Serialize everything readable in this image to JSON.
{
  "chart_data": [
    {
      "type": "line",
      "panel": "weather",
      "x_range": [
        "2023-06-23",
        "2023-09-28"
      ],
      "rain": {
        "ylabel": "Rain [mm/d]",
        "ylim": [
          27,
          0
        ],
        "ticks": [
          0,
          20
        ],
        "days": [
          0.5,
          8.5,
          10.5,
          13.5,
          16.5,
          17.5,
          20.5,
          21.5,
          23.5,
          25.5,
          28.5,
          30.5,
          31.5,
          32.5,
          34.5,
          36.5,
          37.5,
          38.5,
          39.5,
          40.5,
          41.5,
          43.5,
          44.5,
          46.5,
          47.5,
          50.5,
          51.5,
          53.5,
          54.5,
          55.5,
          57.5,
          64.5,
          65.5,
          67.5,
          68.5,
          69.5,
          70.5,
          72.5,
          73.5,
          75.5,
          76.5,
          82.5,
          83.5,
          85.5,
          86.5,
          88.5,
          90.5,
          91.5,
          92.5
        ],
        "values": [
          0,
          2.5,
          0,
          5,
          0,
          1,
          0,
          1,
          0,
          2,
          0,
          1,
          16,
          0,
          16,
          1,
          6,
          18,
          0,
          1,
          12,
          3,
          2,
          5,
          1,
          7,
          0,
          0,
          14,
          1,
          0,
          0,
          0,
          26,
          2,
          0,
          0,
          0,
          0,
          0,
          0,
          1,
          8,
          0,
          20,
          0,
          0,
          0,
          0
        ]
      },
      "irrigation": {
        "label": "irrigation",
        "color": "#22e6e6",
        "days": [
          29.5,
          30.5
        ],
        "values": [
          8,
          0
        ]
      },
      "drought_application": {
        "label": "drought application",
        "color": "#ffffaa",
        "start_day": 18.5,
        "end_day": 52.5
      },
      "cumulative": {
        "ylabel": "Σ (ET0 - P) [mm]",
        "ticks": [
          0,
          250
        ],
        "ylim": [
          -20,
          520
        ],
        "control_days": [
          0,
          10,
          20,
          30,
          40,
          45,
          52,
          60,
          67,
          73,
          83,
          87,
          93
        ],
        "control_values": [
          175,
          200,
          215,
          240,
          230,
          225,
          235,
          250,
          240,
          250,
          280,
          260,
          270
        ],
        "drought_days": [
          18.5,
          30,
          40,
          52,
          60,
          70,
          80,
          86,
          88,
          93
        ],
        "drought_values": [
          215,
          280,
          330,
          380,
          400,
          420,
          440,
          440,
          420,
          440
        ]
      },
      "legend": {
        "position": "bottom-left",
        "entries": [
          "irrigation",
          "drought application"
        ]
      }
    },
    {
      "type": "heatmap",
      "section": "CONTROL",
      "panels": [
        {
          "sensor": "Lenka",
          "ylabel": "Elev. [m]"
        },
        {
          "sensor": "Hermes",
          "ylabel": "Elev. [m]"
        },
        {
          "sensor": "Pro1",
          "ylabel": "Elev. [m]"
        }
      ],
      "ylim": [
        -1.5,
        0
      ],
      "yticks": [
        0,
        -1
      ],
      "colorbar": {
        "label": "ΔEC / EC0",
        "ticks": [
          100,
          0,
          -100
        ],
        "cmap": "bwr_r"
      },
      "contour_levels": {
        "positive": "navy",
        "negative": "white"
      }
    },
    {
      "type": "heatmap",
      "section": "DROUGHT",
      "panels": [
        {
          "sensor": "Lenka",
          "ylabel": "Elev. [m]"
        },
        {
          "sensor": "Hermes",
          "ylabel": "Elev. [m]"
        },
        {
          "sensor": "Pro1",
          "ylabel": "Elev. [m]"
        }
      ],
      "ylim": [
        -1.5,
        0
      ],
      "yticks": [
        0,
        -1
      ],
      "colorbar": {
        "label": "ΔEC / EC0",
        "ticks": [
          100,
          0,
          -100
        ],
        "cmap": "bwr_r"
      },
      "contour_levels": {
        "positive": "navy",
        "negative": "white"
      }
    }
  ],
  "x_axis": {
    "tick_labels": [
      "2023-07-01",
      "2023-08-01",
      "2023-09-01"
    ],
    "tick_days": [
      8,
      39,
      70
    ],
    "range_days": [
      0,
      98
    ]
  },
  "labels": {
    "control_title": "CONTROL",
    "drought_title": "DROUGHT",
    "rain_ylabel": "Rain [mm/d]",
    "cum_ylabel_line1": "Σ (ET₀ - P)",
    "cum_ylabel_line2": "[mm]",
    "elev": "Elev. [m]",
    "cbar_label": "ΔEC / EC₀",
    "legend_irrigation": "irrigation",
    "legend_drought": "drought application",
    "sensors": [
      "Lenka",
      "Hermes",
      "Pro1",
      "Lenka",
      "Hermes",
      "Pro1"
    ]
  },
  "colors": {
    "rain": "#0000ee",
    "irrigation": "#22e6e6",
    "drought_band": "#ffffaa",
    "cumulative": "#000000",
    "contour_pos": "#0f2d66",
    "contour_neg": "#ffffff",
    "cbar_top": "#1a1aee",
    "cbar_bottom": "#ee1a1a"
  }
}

□ □ □ □ □

WHAT YOU WILL DO
Extract the full listing above without altering anything.

FINISHED TASK
Serialize everything readable in this image to JSON.
{
  "chart_data": [
    {
      "type": "line",
      "panel": "weather",
      "x_range": [
        "2023-06-23",
        "2023-09-28"
      ],
      "rain": {
        "ylabel": "Rain [mm/d]",
        "ylim": [
          27,
          0
        ],
        "ticks": [
          0,
          20
        ],
        "days": [
          0.5,
          8.5,
          10.5,
          13.5,
          16.5,
          17.5,
          20.5,
          21.5,
          23.5,
          25.5,
          28.5,
          30.5,
          31.5,
          32.5,
          34.5,
          36.5,
          37.5,
          38.5,
          39.5,
          40.5,
          41.5,
          43.5,
          44.5,
          46.5,
          47.5,
          50.5,
          51.5,
          53.5,
          54.5,
          55.5,
          57.5,
          64.5,
          65.5,
          67.5,
          68.5,
          69.5,
          70.5,
          72.5,
          73.5,
          75.5,
          76.5,
          82.5,
          83.5,
          85.5,
          86.5,
          88.5,
          90.5,
          91.5,
          92.5
        ],
        "values": [
          0,
          2.5,
          0,
          5,
          0,
          1,
          0,
          1,
          0,
          2,
          0,
          1,
          16,
          0,
          16,
          1,
          6,
          18,
          0,
          1,
          12,
          3,
          2,
          5,
          1,
          7,
          0,
          0,
          14,
          1,
          0,
          0,
          0,
          26,
          2,
          0,
          0,
          0,
          0,
          0,
          0,
          1,
          8,
          0,
          20,
          0,
          0,
          0,
          0
        ]
      },
      "irrigation": {
        "label": "irrigation",
        "color": "#22e6e6",
        "days": [
          29.5,
          30.5
        ],
        "values": [
          8,
          0
        ]
      },
      "drought_application": {
        "label": "drought application",
        "color": "#ffffaa",
        "start_day": 18.5,
        "end_day": 52.5
      },
      "cumulative": {
        "ylabel": "Σ (ET0 - P) [mm]",
        "ticks": [
          0,
          250
        ],
        "ylim": [
          -20,
          520
        ],
        "control_days": [
          0,
          10,
          20,
          30,
          40,
          45,
          52,
          60,
          67,
          73,
          83,
          87,
          93
        ],
        "control_values": [
          175,
          200,
          215,
          240,
          230,
          225,
          235,
          250,
          240,
          250,
          280,
          260,
          270
        ],
        "drought_days": [
          18.5,
          30,
          40,
          52,
          60,
          70,
          80,
          86,
          88,
          93
        ],
        "drought_values": [
          215,
          280,
          330,
          380,
          400,
          420,
          440,
          440,
          420,
          440
        ]
      },
      "legend": {
        "position": "bottom-left",
        "entries": [
          "irrigation",
          "drought application"
        ]
      }
    },
    {
      "type": "heatmap",
      "section": "CONTROL",
      "panels": [
        {
          "sensor": "Lenka",
          "ylabel": "Elev. [m]"
        },
        {
          "sensor": "Hermes",
          "ylabel": "Elev. [m]"
        },
        {
          "sensor": "Pro1",
          "ylabel": "Elev. [m]"
        }
      ],
      "ylim": [
        -1.5,
        0
      ],
      "yticks": [
        0,
        -1
      ],
      "colorbar": {
        "label": "ΔEC / EC0",
        "ticks": [
          100,
          0,
          -100
        ],
        "cmap": "bwr_r"
      },
      "contour_levels": {
        "positive": "navy",
        "negative": "white"
      }
    },
    {
      "type": "heatmap",
      "section": "DROUGHT",
      "panels": [
        {
          "sensor": "Lenka",
          "ylabel": "Elev. [m]"
        },
        {
          "sensor": "Hermes",
          "ylabel": "Elev. [m]"
        },
        {
          "sensor": "Pro1",
          "ylabel": "Elev. [m]"
        }
      ],
      "ylim": [
        -1.5,
        0
      ],
      "yticks": [
        0,
        -1
      ],
      "colorbar": {
        "label": "ΔEC / EC0",
        "ticks": [
          100,
          0,
          -100
        ],
        "cmap": "bwr_r"
      },
      "contour_levels": {
        "positive": "navy",
        "negative": "white"
      }
    }
  ],
  "x_axis": {
    "tick_labels": [
      "2023-07-01",
      "2023-08-01",
      "2023-09-01"
    ],
    "tick_days": [
      8,
      39,
      70
    ],
    "range_days": [
      0,
      98
    ]
  },
  "labels": {
    "control_title": "CONTROL",
    "drought_title": "DROUGHT",
    "rain_ylabel": "Rain [mm/d]",
    "cum_ylabel_line1": "Σ (ET₀ - P)",
    "cum_ylabel_line2": "[mm]",
    "elev": "Elev. [m]",
    "cbar_label": "ΔEC / EC₀",
    "legend_irrigation": "irrigation",
    "legend_drought": "drought application",
    "sensors": [
      "Lenka",
      "Hermes",
      "Pro1",
      "Lenka",
      "Hermes",
      "Pro1"
    ]
  },
  "colors": {
    "rain": "#0000ee",
    "irrigation": "#22e6e6",
    "drought_band": "#ffffaa",
    "cumulative": "#000000",
    "contour_pos": "#0f2d66",
    "contour_neg": "#ffffff",
    "cbar_top": "#1a1aee",
    "cbar_bottom": "#ee1a1a"
  }
}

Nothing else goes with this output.